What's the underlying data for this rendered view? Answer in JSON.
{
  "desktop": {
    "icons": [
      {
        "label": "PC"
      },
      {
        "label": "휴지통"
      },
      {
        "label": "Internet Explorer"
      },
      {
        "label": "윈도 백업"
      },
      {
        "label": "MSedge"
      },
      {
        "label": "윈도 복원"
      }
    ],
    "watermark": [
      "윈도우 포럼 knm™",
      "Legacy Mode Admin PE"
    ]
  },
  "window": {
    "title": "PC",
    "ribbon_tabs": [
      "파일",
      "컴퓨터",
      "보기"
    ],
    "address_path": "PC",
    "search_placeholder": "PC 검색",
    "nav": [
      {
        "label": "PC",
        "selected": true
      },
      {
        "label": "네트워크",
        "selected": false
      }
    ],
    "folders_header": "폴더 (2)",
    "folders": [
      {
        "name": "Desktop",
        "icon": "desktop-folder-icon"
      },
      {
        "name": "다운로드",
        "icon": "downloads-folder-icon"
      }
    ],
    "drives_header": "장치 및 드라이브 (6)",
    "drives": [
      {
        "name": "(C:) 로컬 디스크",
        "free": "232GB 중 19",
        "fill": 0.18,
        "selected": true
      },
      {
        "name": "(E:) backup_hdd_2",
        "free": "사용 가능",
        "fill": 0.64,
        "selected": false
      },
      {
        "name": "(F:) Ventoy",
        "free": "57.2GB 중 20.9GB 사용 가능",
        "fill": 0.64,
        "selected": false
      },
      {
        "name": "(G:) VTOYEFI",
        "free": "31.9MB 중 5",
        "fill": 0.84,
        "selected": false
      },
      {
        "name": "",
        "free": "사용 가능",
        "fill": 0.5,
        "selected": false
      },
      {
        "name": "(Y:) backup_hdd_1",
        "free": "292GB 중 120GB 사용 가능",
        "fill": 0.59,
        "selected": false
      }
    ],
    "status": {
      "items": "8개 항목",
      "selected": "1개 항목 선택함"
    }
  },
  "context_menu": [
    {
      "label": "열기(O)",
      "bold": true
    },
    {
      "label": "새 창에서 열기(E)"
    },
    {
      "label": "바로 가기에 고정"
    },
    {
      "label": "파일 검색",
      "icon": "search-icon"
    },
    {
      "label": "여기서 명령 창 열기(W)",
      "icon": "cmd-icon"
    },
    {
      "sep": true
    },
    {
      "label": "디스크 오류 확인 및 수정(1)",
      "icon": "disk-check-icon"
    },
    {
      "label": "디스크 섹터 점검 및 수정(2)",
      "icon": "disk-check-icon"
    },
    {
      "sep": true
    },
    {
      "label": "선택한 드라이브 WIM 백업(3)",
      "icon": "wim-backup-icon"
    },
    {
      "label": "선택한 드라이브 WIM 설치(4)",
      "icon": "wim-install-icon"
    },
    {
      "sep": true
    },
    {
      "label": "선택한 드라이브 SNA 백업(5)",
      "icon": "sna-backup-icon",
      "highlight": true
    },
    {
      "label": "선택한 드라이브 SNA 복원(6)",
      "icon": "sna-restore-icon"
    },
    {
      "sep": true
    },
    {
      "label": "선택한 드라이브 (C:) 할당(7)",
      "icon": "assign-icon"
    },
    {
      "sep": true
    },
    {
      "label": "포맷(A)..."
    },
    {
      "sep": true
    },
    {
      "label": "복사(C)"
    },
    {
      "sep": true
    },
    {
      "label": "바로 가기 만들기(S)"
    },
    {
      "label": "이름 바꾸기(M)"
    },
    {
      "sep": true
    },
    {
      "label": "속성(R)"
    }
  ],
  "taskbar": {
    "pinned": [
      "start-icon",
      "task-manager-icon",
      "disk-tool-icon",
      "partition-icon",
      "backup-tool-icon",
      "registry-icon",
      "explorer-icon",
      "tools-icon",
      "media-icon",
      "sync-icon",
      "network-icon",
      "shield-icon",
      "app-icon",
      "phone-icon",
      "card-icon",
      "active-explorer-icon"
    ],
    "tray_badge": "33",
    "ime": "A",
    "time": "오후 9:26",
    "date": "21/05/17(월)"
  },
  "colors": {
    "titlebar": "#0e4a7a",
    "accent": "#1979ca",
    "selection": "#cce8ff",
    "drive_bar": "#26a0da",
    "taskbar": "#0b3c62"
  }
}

* * *

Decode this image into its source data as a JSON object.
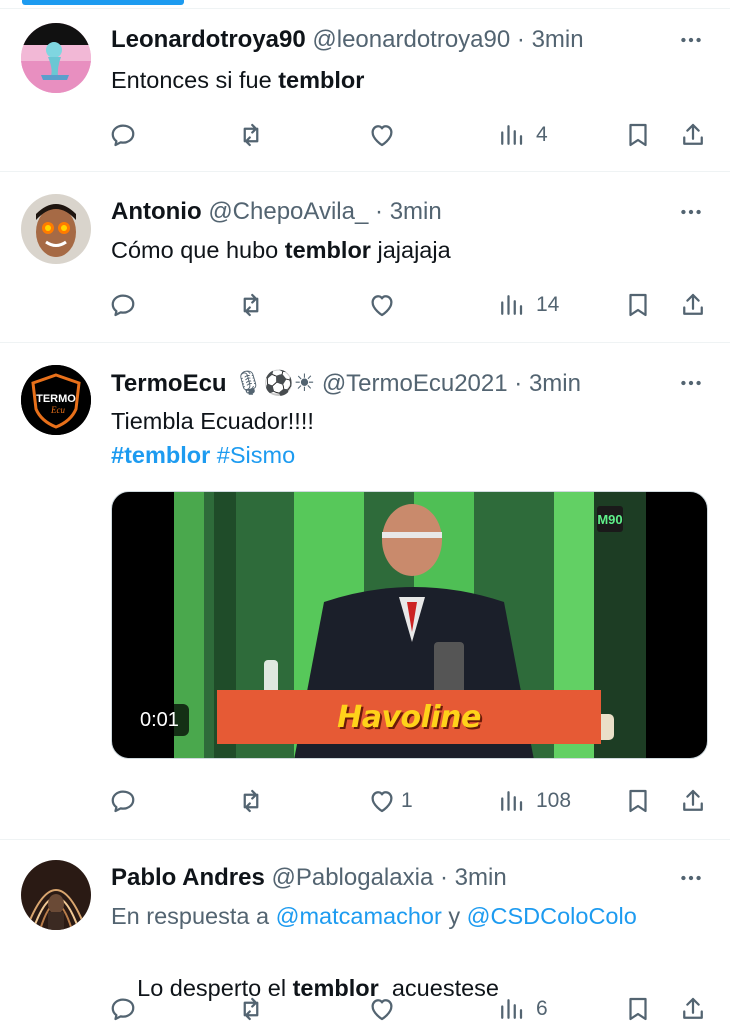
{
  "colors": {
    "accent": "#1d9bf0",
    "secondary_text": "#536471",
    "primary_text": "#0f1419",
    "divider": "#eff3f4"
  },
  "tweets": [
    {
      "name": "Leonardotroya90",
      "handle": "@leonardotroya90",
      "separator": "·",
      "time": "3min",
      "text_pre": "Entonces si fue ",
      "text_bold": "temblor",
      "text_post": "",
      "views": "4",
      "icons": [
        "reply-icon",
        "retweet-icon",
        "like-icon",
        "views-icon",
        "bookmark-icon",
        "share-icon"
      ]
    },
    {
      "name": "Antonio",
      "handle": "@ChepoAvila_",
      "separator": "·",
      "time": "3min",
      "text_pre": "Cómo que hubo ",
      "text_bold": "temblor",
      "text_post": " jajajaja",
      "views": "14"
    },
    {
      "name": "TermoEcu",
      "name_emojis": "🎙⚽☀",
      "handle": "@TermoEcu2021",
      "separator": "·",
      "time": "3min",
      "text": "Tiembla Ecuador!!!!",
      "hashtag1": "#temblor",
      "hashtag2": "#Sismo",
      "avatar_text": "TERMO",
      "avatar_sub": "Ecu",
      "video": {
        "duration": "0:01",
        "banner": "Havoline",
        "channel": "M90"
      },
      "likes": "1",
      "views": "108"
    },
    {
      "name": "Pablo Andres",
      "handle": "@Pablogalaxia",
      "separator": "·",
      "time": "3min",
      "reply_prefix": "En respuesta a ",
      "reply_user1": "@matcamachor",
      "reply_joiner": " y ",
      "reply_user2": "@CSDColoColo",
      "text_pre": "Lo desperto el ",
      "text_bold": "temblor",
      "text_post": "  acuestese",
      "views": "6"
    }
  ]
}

• [PROBLEM DESCRIPTION] Copy out each line of the material that holds the word "data".

• [SOLUTION FOR THIS TASK]
What's the underlying data for this rendered view? Answer in JSON.
Decode this image into its source data as a JSON object.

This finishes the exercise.